# Document
----

About the album
Most discussions of Mozart's flute music begin with his supposed dislike of the flute. For instance, his well-known statement in a letter to his father, "You know that I become quite powerless whenever I am obliged to write for an instrument which I cannot bear" seems inauspicious. There is a strong possibility, however, Mozart did indeed like the flute and made this statement for defensive reasons. He hadn't finished all the concerti and other works for flute promised to De Jean, the wealthy Dutch amateur who had commissioned the music from him, (and in fact, one of the concerti he had written was a practically literal transcription of a concerto for oboe he had written in Salzburg and which had been heard many times in Mannheim that month!).
He had been paid less than half the amount he had been promised and perhaps he needed a reason (out of guilt?) for why he hadn't done all the work that he was obligated to. Finally, he professed this dislike in a letter to his ever watchful father as to why he hadn't yet fulfilled his commission. In response, Leopold admonished his 22 year-old son, saying in his letter of February 23rd 1778, "Just when I believe that things are on a better footing and taking their proper course I am suddenly confronted with some foolish unforeseen whim of yours, or else it appears that matters were not after all as you represented them to me!-----And so I have guessed right again?----You have got only 96 florins, instead of 200?----and why?----because you have completed only two concerti and only three quartets. How many were you to have composed for him, then, since he would only pay you half?----Why did you lie to me, writing that you had only to compose three small, light concertos and a couple of quartets?" We shall never know the full truth, but we do know Mozart quite admired the flute playing of Johann Baptiste Wendling, flutist in the famed Mannheim orchestra who arranged this commission for him. He wrote the Concerto in D, (a transcription of the concerto in C written for oboe the previous year) and the Concerto in G during those winter months in Mannheim . Failing to find a position in Mannheim, on March 14, 1778 Mozart went to Paris as his father had wished because Paris was then the cultural centre of Europe and a place where his son could most likely gain both fame and a lucrative post.

----

# Provided data
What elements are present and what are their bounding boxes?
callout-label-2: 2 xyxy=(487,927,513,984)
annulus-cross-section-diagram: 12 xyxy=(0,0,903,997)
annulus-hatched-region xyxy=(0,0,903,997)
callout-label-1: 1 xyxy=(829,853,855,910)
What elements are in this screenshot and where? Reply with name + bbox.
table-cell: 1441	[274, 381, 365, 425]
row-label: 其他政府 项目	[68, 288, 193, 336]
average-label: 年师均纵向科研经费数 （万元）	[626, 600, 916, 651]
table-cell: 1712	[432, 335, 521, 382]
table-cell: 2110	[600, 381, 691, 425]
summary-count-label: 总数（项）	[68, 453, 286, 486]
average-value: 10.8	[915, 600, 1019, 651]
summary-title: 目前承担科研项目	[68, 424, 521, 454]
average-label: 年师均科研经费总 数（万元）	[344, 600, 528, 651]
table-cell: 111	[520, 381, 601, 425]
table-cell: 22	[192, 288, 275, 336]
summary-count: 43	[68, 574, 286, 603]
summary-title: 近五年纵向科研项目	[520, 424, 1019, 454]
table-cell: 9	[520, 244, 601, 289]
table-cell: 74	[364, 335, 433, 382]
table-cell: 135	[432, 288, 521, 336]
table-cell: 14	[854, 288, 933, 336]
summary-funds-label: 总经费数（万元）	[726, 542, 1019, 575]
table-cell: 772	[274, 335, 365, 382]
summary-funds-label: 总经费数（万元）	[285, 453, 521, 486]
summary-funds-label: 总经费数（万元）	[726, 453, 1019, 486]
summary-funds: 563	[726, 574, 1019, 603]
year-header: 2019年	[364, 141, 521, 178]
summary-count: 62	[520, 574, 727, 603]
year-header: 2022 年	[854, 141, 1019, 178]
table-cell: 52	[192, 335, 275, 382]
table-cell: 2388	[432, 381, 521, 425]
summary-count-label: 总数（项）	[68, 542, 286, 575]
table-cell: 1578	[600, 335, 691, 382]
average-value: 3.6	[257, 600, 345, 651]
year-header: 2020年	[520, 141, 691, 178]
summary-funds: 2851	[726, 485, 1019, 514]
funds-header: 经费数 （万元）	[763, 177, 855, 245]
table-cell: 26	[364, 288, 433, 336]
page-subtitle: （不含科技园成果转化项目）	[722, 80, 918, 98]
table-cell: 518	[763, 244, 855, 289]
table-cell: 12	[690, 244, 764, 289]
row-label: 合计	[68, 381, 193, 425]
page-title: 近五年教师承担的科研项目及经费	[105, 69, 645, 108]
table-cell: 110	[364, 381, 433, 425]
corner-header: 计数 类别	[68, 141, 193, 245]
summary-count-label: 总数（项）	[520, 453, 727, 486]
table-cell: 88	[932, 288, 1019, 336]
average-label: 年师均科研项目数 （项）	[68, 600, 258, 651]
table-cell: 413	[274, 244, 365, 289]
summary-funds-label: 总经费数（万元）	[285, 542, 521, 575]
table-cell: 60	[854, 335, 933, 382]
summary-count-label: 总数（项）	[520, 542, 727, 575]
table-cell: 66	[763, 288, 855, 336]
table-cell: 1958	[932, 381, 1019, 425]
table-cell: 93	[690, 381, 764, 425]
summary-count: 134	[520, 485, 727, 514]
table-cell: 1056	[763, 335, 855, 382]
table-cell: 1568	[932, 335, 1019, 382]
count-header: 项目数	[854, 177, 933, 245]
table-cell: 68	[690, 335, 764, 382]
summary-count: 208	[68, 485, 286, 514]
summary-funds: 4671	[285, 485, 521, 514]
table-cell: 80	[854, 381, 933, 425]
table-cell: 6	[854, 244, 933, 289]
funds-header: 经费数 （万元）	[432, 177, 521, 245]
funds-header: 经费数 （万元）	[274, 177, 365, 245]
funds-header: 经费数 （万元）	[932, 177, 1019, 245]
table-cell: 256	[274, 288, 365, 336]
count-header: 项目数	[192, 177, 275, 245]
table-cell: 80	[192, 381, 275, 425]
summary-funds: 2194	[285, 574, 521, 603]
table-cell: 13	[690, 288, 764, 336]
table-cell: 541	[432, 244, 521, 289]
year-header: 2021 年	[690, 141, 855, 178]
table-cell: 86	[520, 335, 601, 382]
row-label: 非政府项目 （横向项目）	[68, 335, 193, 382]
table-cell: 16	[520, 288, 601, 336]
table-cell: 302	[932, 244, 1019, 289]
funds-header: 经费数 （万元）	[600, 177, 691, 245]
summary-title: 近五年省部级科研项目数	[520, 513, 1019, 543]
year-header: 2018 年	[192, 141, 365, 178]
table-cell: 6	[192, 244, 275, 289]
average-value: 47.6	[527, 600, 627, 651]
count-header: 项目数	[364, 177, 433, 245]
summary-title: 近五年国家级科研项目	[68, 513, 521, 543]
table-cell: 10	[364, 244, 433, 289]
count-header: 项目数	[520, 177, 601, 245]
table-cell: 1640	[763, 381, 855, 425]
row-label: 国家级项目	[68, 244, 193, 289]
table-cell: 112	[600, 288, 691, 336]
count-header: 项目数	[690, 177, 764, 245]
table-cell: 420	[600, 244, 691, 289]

----

# Goal 1
Using the album notes, answer each question in one line:
(a) Who commissioned the flute music from Mozart?
(b) According to Leopold's letter, how many florins did Mozart receive instead of 200?
(c) On what date did Mozart leave for Paris?
# Goal 2
Based on the album notes, why did Mozart go to Paris? Answer in one to three sentences.
# Goal 3
Output the passage from the album notes starting at "About the album" and ending at "Mannheim that month!).".

# Response 1
(a) De Jean, a wealthy Dutch amateur.
(b) 96 florins.
(c) March 14, 1778.

# Response 2
Mozart went to Paris after failing to find a position in Mannheim, as his father had wished. Paris was then the cultural centre of Europe and the place where he could most likely gain both fame and a lucrative post.

# Response 3
About the album
Most discussions of Mozart's flute music begin with his supposed dislike of the flute. For instance, his well-known statement in a letter to his father, "You know that I become quite powerless whenever I am obliged to write for an instrument which I cannot bear" seems inauspicious. There is a strong possibility, however, Mozart did indeed like the flute and made this statement for defensive reasons. He hadn't finished all the concerti and other works for flute promised to De Jean, the wealthy Dutch amateur who had commissioned the music from him, (and in fact, one of the concerti he had written was a practically literal transcription of a concerto for oboe he had written in Salzburg and which had been heard many times in Mannheim that month!).